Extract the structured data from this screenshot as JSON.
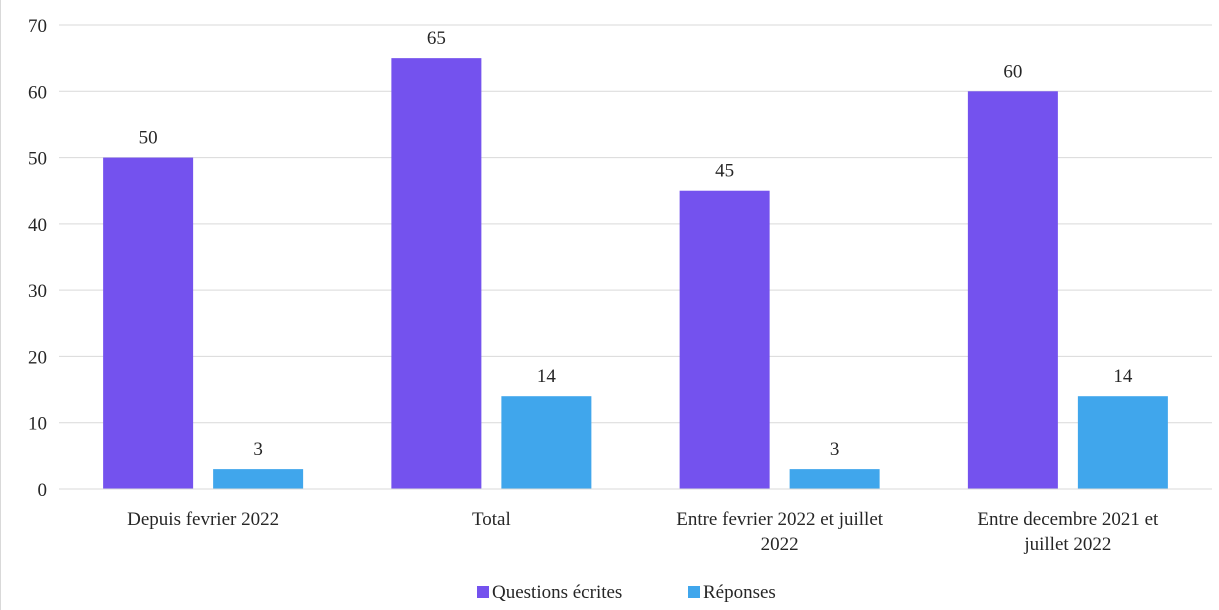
{
  "chart_data": {
    "type": "bar",
    "categories": [
      [
        "Depuis fevrier 2022"
      ],
      [
        "Total"
      ],
      [
        "Entre fevrier 2022 et juillet",
        "2022"
      ],
      [
        "Entre decembre 2021 et",
        "juillet 2022"
      ]
    ],
    "series": [
      {
        "name": "Questions écrites",
        "values": [
          50,
          65,
          45,
          60
        ],
        "color": "#7452EE"
      },
      {
        "name": "Réponses",
        "values": [
          3,
          14,
          3,
          14
        ],
        "color": "#40A6EC"
      }
    ],
    "title": "",
    "xlabel": "",
    "ylabel": "",
    "ylim": [
      0,
      70
    ],
    "yticks": [
      0,
      10,
      20,
      30,
      40,
      50,
      60,
      70
    ],
    "grid": true,
    "legend_position": "bottom",
    "gridline_color": "#d9d9d9"
  }
}
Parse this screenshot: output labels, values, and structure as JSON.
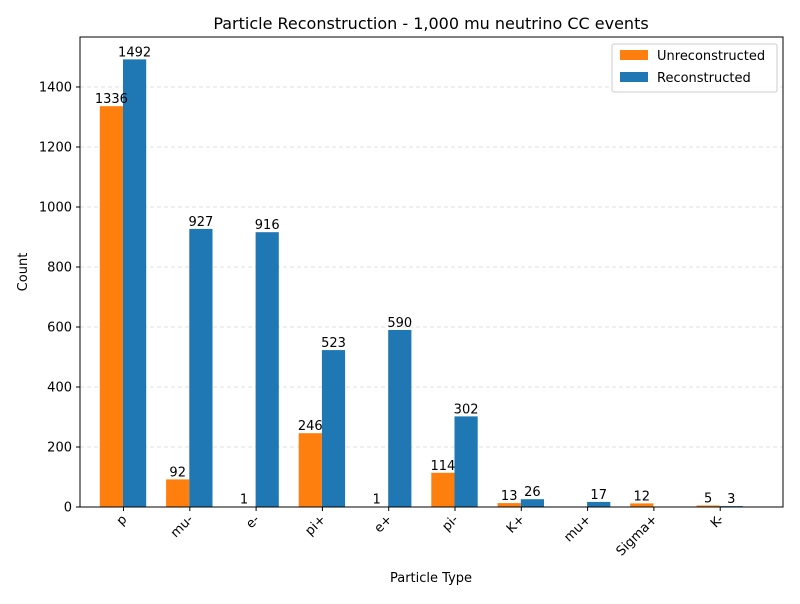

OBJECTIVE
Return all of the data exactly as written, and drop the pictures.

WRITTEN ANSWER
Extract the structured data from this screenshot as JSON.
{
  "chart_data": {
    "type": "bar",
    "categories": [
      [
        "Depuis fevrier 2022"
      ],
      [
        "Total"
      ],
      [
        "Entre fevrier 2022 et juillet",
        "2022"
      ],
      [
        "Entre decembre 2021 et",
        "juillet 2022"
      ]
    ],
    "series": [
      {
        "name": "Questions écrites",
        "values": [
          50,
          65,
          45,
          60
        ],
        "color": "#7452EE"
      },
      {
        "name": "Réponses",
        "values": [
          3,
          14,
          3,
          14
        ],
        "color": "#40A6EC"
      }
    ],
    "title": "",
    "xlabel": "",
    "ylabel": "",
    "ylim": [
      0,
      70
    ],
    "yticks": [
      0,
      10,
      20,
      30,
      40,
      50,
      60,
      70
    ],
    "grid": true,
    "legend_position": "bottom",
    "gridline_color": "#d9d9d9"
  }
}
Parse this screenshot: output labels, values, and structure as JSON.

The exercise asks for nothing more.